*WORK REQUIRED*: In the material below, find every line with "screenshot" and pull it out.

*DATA FOR PROCESSING*:
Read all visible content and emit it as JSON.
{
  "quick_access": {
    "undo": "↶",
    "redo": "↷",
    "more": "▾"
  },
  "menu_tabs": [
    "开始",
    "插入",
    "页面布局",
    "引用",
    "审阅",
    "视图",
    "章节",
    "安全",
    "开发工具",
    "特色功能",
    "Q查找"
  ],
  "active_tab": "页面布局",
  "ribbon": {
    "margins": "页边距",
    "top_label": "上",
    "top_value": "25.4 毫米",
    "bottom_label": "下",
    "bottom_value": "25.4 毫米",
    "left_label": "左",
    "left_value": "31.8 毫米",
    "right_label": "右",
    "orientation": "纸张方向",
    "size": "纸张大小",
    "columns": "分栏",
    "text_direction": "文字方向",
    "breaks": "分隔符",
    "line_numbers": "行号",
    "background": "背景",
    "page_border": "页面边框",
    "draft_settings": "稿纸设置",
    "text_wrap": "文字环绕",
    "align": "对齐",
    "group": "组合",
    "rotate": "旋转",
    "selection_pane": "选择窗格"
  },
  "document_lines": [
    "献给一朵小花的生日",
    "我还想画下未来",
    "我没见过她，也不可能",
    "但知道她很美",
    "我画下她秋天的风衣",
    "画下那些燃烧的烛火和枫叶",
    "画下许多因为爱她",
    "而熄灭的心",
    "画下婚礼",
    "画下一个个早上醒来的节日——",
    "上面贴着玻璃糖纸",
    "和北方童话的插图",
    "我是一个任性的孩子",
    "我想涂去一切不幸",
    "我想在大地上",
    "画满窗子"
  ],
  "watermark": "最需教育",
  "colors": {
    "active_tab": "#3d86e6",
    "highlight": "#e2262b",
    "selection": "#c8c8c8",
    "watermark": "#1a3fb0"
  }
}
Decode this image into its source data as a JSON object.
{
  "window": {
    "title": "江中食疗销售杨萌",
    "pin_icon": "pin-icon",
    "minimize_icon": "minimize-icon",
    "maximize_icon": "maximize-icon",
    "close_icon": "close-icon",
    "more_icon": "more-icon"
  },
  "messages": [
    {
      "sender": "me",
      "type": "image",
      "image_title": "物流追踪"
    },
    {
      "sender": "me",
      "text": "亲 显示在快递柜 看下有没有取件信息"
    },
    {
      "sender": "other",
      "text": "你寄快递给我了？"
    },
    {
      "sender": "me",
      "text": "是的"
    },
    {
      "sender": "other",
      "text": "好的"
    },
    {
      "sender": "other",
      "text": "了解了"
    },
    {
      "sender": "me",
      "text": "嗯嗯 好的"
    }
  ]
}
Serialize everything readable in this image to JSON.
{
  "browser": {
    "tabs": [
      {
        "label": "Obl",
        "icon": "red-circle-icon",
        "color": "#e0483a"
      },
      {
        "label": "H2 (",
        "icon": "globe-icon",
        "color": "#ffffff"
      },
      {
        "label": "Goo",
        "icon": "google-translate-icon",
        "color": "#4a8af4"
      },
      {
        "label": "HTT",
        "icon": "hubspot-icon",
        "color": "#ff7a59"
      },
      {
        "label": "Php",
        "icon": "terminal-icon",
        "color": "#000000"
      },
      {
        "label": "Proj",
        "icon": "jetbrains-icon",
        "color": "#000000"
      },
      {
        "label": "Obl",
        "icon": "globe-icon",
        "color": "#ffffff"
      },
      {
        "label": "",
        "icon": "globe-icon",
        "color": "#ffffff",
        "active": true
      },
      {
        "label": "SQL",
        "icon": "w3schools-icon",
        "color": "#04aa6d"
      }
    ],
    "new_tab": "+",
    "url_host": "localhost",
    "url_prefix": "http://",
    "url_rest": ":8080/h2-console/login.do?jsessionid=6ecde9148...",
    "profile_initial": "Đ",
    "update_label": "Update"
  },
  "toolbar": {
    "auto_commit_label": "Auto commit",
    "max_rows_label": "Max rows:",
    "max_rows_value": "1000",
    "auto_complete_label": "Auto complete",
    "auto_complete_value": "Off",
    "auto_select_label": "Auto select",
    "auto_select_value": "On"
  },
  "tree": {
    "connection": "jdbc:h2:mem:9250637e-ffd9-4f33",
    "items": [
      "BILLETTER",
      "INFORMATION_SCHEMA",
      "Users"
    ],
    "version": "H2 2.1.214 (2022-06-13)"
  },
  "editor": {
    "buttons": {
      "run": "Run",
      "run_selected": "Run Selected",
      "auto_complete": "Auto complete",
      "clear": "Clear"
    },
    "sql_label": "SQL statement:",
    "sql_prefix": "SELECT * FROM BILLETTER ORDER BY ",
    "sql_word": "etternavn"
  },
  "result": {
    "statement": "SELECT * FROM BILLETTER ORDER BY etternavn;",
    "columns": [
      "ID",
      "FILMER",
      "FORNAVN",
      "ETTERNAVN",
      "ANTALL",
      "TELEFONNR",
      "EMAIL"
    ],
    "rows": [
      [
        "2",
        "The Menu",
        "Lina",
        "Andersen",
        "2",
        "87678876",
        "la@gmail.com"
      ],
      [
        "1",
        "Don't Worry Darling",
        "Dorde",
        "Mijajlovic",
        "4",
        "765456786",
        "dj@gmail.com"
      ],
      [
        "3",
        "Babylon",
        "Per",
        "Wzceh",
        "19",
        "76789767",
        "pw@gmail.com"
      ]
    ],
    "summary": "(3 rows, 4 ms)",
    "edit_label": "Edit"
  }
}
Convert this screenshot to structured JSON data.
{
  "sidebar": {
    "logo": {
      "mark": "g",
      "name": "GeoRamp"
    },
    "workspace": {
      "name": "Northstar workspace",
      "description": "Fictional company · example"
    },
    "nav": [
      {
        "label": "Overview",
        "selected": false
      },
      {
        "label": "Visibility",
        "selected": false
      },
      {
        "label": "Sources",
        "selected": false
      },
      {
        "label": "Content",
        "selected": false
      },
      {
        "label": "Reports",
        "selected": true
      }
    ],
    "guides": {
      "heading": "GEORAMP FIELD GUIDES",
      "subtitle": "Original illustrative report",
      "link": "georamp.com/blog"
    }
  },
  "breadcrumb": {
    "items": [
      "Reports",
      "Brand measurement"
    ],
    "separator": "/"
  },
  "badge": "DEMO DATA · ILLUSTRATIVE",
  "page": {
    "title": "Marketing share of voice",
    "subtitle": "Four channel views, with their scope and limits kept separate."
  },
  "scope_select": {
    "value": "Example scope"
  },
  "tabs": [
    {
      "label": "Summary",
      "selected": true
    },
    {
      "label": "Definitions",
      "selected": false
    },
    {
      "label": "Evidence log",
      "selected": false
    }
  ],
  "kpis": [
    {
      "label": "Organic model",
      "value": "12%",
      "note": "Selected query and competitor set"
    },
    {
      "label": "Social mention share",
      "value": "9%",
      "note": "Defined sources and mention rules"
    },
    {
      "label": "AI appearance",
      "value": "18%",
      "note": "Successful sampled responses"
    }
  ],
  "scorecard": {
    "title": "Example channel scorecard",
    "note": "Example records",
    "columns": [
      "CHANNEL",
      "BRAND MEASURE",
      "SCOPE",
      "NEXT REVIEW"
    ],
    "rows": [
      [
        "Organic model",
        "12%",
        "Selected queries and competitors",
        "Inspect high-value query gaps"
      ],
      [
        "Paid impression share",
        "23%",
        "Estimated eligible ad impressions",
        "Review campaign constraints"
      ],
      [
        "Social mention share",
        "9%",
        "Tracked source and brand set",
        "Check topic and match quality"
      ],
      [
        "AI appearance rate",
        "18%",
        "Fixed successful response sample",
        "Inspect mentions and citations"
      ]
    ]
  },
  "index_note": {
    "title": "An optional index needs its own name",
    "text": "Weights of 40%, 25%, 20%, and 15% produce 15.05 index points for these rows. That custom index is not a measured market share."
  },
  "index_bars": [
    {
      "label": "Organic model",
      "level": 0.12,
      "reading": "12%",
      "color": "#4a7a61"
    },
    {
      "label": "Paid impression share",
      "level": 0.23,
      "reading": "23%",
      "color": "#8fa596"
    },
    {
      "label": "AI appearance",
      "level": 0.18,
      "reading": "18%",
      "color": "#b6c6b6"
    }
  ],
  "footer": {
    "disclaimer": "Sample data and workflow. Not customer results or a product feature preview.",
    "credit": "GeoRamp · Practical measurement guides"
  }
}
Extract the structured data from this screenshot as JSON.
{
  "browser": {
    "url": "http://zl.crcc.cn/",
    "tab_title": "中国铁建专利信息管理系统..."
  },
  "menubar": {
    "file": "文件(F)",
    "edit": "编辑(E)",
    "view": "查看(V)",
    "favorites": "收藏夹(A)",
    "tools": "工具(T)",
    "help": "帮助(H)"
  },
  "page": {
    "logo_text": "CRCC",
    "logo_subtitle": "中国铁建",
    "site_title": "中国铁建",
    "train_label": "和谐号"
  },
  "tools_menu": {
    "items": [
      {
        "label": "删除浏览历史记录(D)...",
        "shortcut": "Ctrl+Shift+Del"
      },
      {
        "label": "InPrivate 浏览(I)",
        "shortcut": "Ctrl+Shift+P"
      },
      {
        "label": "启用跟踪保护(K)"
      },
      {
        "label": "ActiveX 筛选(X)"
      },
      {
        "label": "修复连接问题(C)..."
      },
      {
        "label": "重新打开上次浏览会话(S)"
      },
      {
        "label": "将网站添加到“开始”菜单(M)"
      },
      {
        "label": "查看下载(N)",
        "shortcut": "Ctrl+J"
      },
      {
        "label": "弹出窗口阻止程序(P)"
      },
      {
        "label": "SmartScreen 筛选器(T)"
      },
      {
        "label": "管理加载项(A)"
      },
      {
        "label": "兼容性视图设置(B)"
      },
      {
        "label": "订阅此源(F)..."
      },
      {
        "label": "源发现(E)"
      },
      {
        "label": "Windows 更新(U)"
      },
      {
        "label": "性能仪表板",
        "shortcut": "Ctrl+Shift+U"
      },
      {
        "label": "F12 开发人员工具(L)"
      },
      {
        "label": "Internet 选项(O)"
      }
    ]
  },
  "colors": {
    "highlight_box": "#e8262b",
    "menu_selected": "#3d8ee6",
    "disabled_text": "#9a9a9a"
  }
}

*CORRECT ANSWER*:
Convert this screenshot to structured JSON data.
Extract the structured data from this screenshot as JSON.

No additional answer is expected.